— Start Available records —

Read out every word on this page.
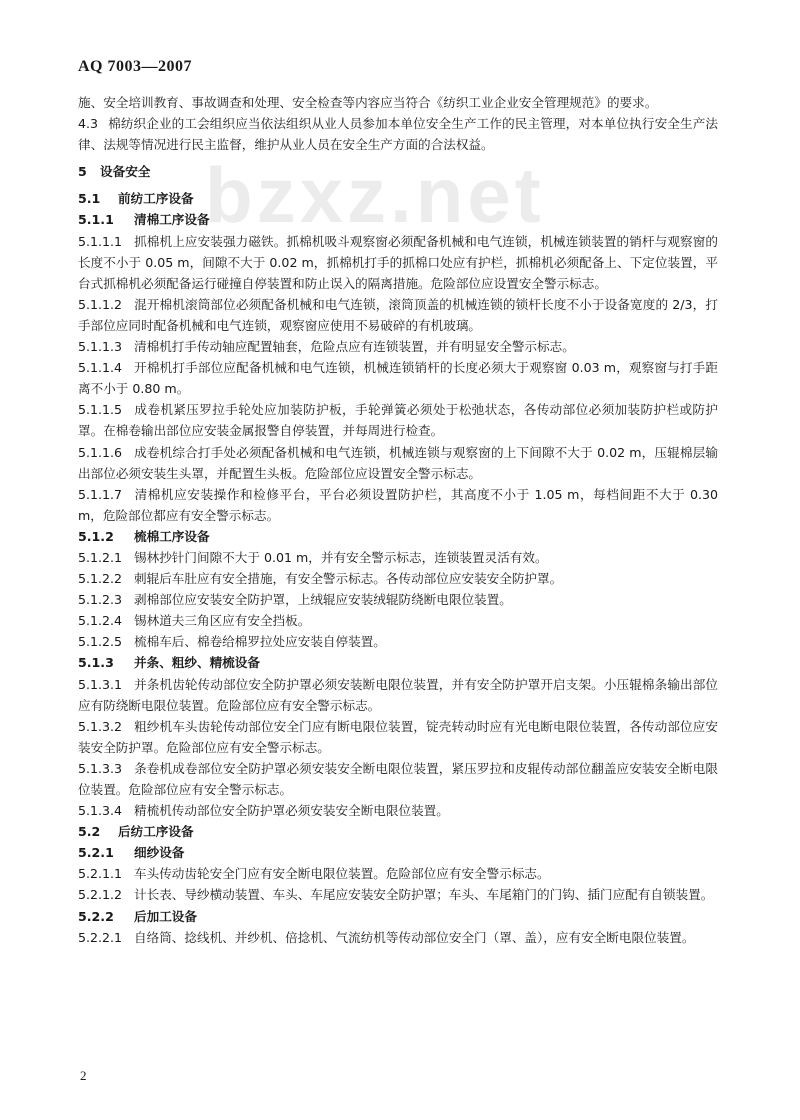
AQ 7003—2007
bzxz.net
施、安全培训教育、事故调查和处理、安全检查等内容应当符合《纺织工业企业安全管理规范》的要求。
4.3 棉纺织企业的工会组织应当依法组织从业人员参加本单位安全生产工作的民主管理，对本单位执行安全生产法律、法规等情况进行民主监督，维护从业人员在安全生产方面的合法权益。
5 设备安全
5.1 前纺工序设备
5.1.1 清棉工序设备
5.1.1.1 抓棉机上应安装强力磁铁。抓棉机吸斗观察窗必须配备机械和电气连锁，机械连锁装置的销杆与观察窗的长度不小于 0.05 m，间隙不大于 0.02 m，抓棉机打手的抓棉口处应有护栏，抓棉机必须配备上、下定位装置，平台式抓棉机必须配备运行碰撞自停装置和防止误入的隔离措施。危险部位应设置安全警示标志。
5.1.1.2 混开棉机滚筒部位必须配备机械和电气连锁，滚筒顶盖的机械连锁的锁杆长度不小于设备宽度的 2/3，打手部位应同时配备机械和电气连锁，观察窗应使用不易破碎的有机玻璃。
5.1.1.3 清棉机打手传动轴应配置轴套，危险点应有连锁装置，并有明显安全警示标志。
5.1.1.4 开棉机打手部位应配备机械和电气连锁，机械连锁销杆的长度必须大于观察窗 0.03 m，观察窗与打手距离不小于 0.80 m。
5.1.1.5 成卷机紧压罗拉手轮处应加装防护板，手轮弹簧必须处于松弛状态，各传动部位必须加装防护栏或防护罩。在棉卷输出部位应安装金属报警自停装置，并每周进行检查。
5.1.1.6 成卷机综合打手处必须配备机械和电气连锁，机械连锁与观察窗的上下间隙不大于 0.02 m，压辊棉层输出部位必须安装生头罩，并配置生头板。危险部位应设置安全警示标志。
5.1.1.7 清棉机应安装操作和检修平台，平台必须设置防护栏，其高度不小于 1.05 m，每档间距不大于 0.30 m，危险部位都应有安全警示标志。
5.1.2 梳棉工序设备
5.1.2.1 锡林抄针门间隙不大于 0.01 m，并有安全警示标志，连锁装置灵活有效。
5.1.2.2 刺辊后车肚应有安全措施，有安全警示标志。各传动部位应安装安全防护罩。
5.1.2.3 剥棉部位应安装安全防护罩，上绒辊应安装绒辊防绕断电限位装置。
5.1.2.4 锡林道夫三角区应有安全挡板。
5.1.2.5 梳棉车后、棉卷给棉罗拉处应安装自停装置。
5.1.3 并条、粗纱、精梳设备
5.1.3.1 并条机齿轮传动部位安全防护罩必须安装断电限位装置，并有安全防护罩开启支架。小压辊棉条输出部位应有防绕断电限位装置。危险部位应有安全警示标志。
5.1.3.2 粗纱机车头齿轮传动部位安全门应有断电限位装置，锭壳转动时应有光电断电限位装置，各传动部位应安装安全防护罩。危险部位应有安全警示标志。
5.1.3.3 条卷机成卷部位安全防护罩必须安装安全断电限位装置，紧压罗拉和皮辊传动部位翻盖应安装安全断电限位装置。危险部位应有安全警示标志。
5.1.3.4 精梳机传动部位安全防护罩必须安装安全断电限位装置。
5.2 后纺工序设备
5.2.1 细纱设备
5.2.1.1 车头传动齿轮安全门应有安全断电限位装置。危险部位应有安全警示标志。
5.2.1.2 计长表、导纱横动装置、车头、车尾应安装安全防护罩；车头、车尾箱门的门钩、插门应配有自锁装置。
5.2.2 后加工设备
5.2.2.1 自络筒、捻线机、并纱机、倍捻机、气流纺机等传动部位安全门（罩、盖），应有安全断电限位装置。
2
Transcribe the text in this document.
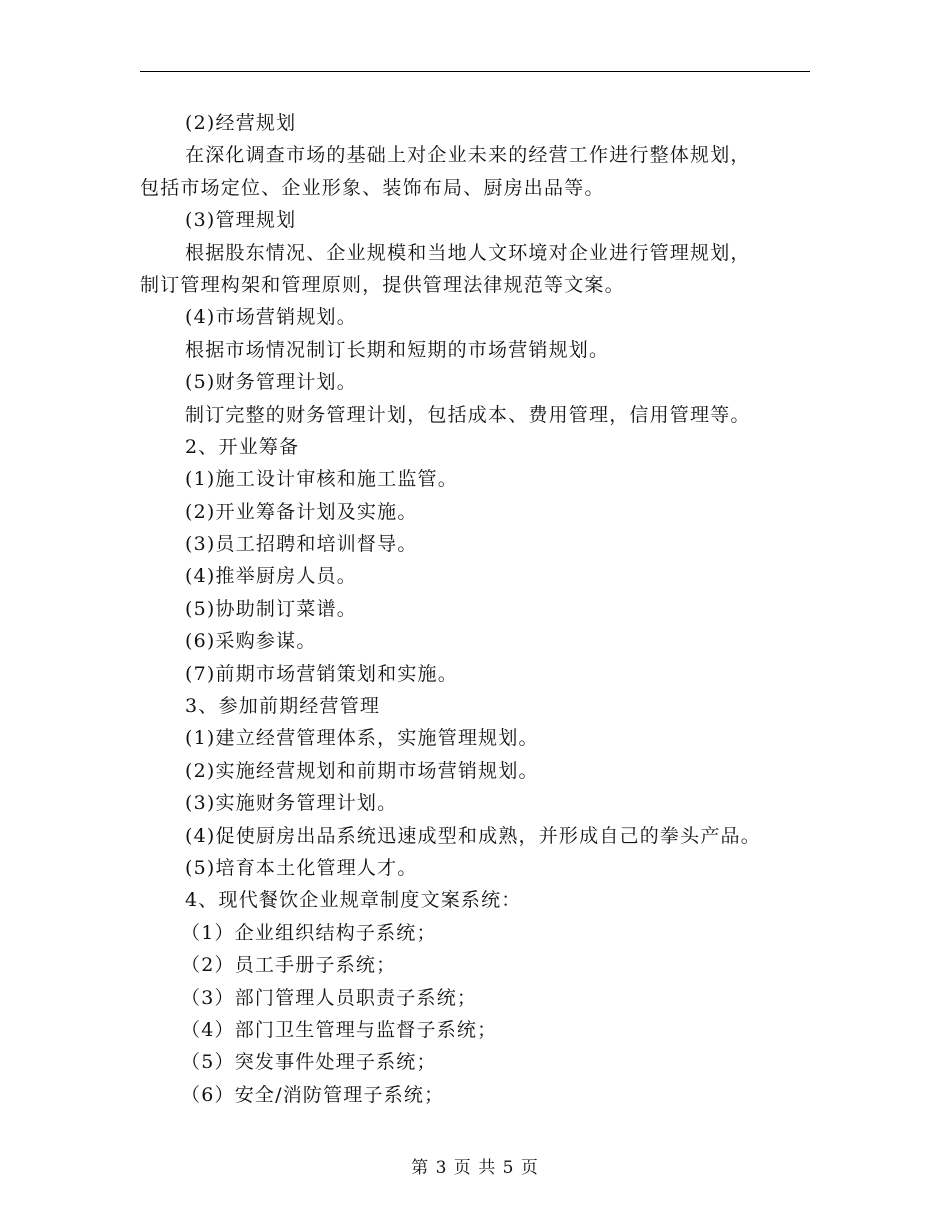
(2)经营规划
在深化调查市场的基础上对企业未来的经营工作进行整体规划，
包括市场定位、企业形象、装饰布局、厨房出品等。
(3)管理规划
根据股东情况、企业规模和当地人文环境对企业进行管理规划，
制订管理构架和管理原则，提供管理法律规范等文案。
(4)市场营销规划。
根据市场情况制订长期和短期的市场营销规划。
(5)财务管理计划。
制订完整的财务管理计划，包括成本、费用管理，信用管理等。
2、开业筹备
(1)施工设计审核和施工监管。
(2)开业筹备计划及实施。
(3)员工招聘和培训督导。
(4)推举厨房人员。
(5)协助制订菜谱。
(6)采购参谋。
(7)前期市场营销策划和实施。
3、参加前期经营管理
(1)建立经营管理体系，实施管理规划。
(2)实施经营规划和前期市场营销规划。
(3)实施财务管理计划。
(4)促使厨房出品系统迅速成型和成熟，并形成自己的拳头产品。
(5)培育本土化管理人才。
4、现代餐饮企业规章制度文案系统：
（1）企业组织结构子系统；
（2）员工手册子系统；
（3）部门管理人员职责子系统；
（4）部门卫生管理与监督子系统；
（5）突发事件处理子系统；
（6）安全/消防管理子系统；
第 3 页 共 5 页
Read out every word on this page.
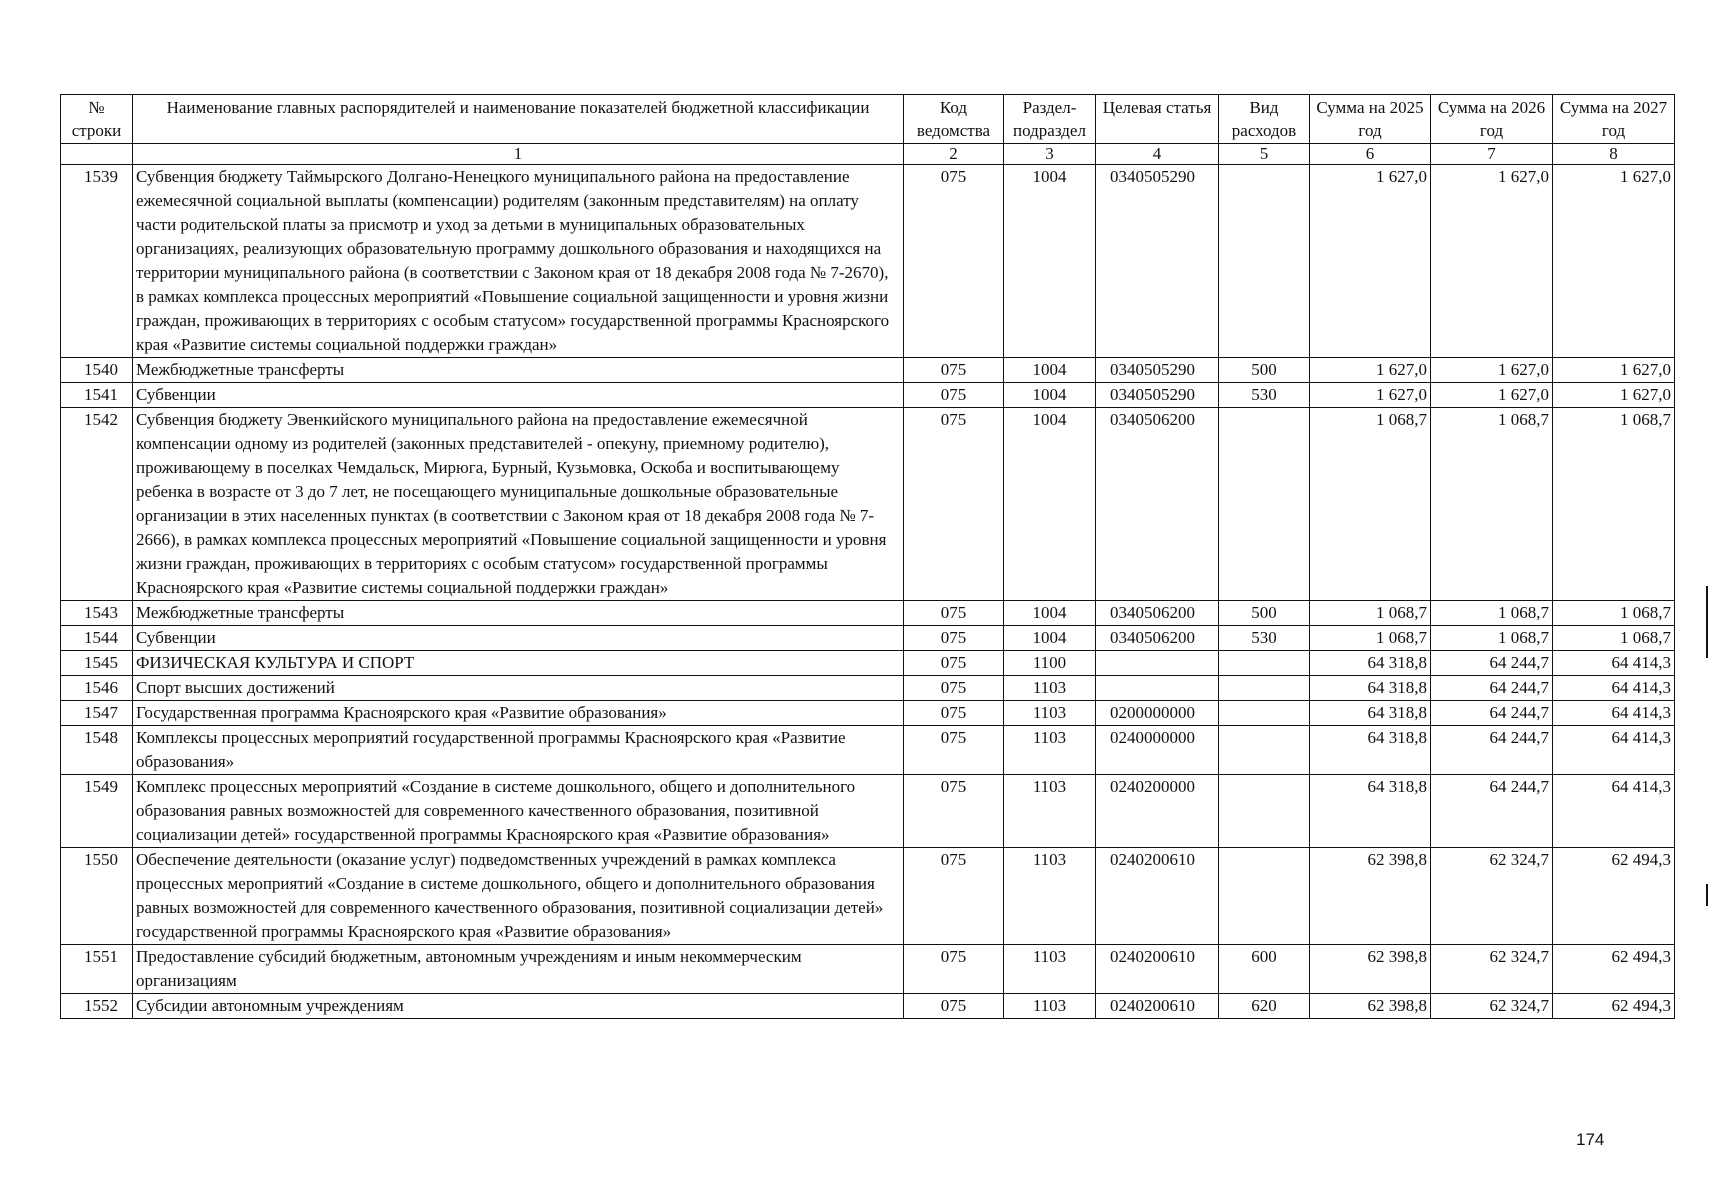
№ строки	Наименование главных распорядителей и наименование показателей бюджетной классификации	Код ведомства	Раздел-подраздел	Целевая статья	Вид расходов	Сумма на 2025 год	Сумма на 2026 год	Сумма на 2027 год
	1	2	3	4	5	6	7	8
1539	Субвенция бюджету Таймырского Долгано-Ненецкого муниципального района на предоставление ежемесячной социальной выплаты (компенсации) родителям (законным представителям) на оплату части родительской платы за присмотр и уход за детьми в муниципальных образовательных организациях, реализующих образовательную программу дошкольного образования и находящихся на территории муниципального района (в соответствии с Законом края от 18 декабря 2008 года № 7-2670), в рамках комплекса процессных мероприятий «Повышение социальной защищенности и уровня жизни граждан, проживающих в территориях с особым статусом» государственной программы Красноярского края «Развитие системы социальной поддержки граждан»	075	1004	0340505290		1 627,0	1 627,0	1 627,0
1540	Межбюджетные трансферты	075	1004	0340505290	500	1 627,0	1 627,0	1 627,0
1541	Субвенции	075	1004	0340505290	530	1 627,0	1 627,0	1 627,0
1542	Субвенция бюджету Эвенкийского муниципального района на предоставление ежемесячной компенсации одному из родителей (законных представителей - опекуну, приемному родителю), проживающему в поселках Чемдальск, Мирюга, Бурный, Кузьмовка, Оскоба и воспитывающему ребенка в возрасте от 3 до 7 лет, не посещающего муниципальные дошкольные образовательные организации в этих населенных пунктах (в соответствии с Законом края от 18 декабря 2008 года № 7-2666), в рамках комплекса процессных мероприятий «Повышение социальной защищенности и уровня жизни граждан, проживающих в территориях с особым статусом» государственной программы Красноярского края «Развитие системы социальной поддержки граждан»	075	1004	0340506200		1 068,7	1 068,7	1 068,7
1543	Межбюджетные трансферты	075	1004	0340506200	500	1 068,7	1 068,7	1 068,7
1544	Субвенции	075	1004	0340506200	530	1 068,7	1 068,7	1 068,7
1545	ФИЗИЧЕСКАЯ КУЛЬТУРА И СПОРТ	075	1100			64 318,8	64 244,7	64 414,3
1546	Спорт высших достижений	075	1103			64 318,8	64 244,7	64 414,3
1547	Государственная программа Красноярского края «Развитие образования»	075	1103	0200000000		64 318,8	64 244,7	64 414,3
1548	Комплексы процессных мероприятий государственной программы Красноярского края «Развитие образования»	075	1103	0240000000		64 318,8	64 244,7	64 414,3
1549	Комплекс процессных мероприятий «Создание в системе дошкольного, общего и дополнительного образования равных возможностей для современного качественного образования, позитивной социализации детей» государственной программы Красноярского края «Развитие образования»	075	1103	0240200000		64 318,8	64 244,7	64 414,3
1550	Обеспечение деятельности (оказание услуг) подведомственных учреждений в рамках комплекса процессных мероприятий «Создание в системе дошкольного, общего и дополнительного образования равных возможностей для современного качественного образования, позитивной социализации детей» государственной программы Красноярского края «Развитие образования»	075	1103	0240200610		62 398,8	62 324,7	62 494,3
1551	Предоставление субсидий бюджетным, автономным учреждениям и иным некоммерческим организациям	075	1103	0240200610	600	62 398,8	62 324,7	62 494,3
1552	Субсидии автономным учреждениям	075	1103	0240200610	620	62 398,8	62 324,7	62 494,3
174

— End Available records —

Search the entries for the word "危险部位应有安全警示标志" and gather every line where it appears.

The completed task ▸
5.1.3.1 并条机齿轮传动部位安全防护罩必须安装断电限位装置，并有安全防护罩开启支架。小压辊棉条输出部位应有防绕断电限位装置。危险部位应有安全警示标志。
5.1.3.2 粗纱机车头齿轮传动部位安全门应有断电限位装置，锭壳转动时应有光电断电限位装置，各传动部位应安装安全防护罩。危险部位应有安全警示标志。
5.1.3.3 条卷机成卷部位安全防护罩必须安装安全断电限位装置，紧压罗拉和皮辊传动部位翻盖应安装安全断电限位装置。危险部位应有安全警示标志。
5.2.1.1 车头传动齿轮安全门应有安全断电限位装置。危险部位应有安全警示标志。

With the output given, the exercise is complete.